PROBLEM TO SOLVE = Reproduce the complete listing without any deviation.

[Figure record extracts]
==*==
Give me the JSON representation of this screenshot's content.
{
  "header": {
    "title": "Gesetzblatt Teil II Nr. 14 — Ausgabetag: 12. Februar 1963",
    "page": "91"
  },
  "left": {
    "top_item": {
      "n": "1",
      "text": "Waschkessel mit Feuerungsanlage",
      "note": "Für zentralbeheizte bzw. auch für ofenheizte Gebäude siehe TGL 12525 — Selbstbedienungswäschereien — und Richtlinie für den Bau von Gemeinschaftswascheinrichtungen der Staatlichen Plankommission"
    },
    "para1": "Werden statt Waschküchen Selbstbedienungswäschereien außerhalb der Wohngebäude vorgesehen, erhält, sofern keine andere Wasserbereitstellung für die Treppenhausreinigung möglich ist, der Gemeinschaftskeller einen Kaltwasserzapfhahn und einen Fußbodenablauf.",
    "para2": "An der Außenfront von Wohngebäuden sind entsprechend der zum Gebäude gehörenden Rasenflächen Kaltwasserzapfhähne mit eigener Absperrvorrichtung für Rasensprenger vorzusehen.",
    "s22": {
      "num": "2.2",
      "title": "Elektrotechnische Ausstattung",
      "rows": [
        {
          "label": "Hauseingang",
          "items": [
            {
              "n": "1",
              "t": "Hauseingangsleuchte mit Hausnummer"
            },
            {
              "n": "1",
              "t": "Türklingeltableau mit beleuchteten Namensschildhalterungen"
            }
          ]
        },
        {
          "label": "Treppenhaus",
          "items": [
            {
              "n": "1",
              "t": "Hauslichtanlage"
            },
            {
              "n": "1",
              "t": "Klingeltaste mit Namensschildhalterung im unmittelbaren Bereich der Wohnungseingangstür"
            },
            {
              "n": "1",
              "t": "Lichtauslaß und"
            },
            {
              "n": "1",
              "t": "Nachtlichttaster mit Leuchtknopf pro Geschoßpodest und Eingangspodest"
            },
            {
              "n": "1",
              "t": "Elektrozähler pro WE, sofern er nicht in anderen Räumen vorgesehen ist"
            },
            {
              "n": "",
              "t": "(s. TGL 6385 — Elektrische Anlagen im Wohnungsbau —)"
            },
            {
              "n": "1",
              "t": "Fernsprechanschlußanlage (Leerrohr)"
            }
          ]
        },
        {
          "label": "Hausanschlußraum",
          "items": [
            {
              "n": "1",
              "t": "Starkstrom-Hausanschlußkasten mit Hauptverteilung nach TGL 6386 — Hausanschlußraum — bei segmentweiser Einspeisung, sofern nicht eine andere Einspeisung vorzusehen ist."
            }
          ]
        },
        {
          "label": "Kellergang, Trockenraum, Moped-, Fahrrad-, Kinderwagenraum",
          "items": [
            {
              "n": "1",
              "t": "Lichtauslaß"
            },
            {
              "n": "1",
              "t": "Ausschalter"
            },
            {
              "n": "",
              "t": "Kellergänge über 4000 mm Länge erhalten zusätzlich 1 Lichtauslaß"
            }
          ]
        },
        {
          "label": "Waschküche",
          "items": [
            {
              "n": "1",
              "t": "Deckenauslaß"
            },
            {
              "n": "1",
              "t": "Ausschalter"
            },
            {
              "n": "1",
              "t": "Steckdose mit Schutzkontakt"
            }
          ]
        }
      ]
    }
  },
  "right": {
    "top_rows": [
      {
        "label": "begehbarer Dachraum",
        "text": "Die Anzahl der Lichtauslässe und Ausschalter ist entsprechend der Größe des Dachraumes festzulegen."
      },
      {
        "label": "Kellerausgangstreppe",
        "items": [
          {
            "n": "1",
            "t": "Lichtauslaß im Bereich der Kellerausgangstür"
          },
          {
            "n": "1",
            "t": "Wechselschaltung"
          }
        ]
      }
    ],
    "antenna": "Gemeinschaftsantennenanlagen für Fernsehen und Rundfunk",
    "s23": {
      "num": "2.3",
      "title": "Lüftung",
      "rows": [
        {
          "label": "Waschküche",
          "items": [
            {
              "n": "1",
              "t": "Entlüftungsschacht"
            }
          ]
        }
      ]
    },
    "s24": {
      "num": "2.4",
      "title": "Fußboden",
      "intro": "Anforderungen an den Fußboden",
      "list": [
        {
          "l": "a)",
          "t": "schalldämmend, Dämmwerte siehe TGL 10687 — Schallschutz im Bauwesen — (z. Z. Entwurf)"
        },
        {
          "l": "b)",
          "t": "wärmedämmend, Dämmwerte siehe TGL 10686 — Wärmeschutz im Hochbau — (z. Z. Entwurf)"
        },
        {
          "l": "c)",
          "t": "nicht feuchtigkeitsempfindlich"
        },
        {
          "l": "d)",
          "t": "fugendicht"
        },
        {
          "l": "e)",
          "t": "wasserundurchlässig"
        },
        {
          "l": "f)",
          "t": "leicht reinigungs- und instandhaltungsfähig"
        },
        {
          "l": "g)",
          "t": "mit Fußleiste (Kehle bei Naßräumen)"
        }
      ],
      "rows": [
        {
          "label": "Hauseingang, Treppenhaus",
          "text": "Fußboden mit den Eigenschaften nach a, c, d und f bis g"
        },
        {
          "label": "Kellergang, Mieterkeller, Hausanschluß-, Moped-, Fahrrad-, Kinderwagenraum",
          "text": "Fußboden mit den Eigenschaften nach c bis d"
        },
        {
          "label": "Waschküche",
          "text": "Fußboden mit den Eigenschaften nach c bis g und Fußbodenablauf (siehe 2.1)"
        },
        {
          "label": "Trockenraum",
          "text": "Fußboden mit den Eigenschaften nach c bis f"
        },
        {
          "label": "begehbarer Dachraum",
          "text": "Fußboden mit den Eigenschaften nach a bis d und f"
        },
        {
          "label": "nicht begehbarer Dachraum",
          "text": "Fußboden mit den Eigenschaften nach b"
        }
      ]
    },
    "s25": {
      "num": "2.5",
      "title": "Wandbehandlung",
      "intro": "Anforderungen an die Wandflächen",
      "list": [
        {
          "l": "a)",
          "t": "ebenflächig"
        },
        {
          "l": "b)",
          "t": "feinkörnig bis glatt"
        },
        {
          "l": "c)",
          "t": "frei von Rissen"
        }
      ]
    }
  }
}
==*==
THE RESPONSE =
Give me the JSON representation of this screenshot's content.
{
  "header": {
    "title": "Gesetzblatt Teil II Nr. 14 — Ausgabetag: 12. Februar 1963",
    "page": "91"
  },
  "left": {
    "top_item": {
      "n": "1",
      "text": "Waschkessel mit Feuerungsanlage",
      "note": "Für zentralbeheizte bzw. auch für ofenheizte Gebäude siehe TGL 12525 — Selbstbedienungswäschereien — und Richtlinie für den Bau von Gemeinschaftswascheinrichtungen der Staatlichen Plankommission"
    },
    "para1": "Werden statt Waschküchen Selbstbedienungswäschereien außerhalb der Wohngebäude vorgesehen, erhält, sofern keine andere Wasserbereitstellung für die Treppenhausreinigung möglich ist, der Gemeinschaftskeller einen Kaltwasserzapfhahn und einen Fußbodenablauf.",
    "para2": "An der Außenfront von Wohngebäuden sind entsprechend der zum Gebäude gehörenden Rasenflächen Kaltwasserzapfhähne mit eigener Absperrvorrichtung für Rasensprenger vorzusehen.",
    "s22": {
      "num": "2.2",
      "title": "Elektrotechnische Ausstattung",
      "rows": [
        {
          "label": "Hauseingang",
          "items": [
            {
              "n": "1",
              "t": "Hauseingangsleuchte mit Hausnummer"
            },
            {
              "n": "1",
              "t": "Türklingeltableau mit beleuchteten Namensschildhalterungen"
            }
          ]
        },
        {
          "label": "Treppenhaus",
          "items": [
            {
              "n": "1",
              "t": "Hauslichtanlage"
            },
            {
              "n": "1",
              "t": "Klingeltaste mit Namensschildhalterung im unmittelbaren Bereich der Wohnungseingangstür"
            },
            {
              "n": "1",
              "t": "Lichtauslaß und"
            },
            {
              "n": "1",
              "t": "Nachtlichttaster mit Leuchtknopf pro Geschoßpodest und Eingangspodest"
            },
            {
              "n": "1",
              "t": "Elektrozähler pro WE, sofern er nicht in anderen Räumen vorgesehen ist"
            },
            {
              "n": "",
              "t": "(s. TGL 6385 — Elektrische Anlagen im Wohnungsbau —)"
            },
            {
              "n": "1",
              "t": "Fernsprechanschlußanlage (Leerrohr)"
            }
          ]
        },
        {
          "label": "Hausanschlußraum",
          "items": [
            {
              "n": "1",
              "t": "Starkstrom-Hausanschlußkasten mit Hauptverteilung nach TGL 6386 — Hausanschlußraum — bei segmentweiser Einspeisung, sofern nicht eine andere Einspeisung vorzusehen ist."
            }
          ]
        },
        {
          "label": "Kellergang, Trockenraum, Moped-, Fahrrad-, Kinderwagenraum",
          "items": [
            {
              "n": "1",
              "t": "Lichtauslaß"
            },
            {
              "n": "1",
              "t": "Ausschalter"
            },
            {
              "n": "",
              "t": "Kellergänge über 4000 mm Länge erhalten zusätzlich 1 Lichtauslaß"
            }
          ]
        },
        {
          "label": "Waschküche",
          "items": [
            {
              "n": "1",
              "t": "Deckenauslaß"
            },
            {
              "n": "1",
              "t": "Ausschalter"
            },
            {
              "n": "1",
              "t": "Steckdose mit Schutzkontakt"
            }
          ]
        }
      ]
    }
  },
  "right": {
    "top_rows": [
      {
        "label": "begehbarer Dachraum",
        "text": "Die Anzahl der Lichtauslässe und Ausschalter ist entsprechend der Größe des Dachraumes festzulegen."
      },
      {
        "label": "Kellerausgangstreppe",
        "items": [
          {
            "n": "1",
            "t": "Lichtauslaß im Bereich der Kellerausgangstür"
          },
          {
            "n": "1",
            "t": "Wechselschaltung"
          }
        ]
      }
    ],
    "antenna": "Gemeinschaftsantennenanlagen für Fernsehen und Rundfunk",
    "s23": {
      "num": "2.3",
      "title": "Lüftung",
      "rows": [
        {
          "label": "Waschküche",
          "items": [
            {
              "n": "1",
              "t": "Entlüftungsschacht"
            }
          ]
        }
      ]
    },
    "s24": {
      "num": "2.4",
      "title": "Fußboden",
      "intro": "Anforderungen an den Fußboden",
      "list": [
        {
          "l": "a)",
          "t": "schalldämmend, Dämmwerte siehe TGL 10687 — Schallschutz im Bauwesen — (z. Z. Entwurf)"
        },
        {
          "l": "b)",
          "t": "wärmedämmend, Dämmwerte siehe TGL 10686 — Wärmeschutz im Hochbau — (z. Z. Entwurf)"
        },
        {
          "l": "c)",
          "t": "nicht feuchtigkeitsempfindlich"
        },
        {
          "l": "d)",
          "t": "fugendicht"
        },
        {
          "l": "e)",
          "t": "wasserundurchlässig"
        },
        {
          "l": "f)",
          "t": "leicht reinigungs- und instandhaltungsfähig"
        },
        {
          "l": "g)",
          "t": "mit Fußleiste (Kehle bei Naßräumen)"
        }
      ],
      "rows": [
        {
          "label": "Hauseingang, Treppenhaus",
          "text": "Fußboden mit den Eigenschaften nach a, c, d und f bis g"
        },
        {
          "label": "Kellergang, Mieterkeller, Hausanschluß-, Moped-, Fahrrad-, Kinderwagenraum",
          "text": "Fußboden mit den Eigenschaften nach c bis d"
        },
        {
          "label": "Waschküche",
          "text": "Fußboden mit den Eigenschaften nach c bis g und Fußbodenablauf (siehe 2.1)"
        },
        {
          "label": "Trockenraum",
          "text": "Fußboden mit den Eigenschaften nach c bis f"
        },
        {
          "label": "begehbarer Dachraum",
          "text": "Fußboden mit den Eigenschaften nach a bis d und f"
        },
        {
          "label": "nicht begehbarer Dachraum",
          "text": "Fußboden mit den Eigenschaften nach b"
        }
      ]
    },
    "s25": {
      "num": "2.5",
      "title": "Wandbehandlung",
      "intro": "Anforderungen an die Wandflächen",
      "list": [
        {
          "l": "a)",
          "t": "ebenflächig"
        },
        {
          "l": "b)",
          "t": "feinkörnig bis glatt"
        },
        {
          "l": "c)",
          "t": "frei von Rissen"
        }
      ]
    }
  }
}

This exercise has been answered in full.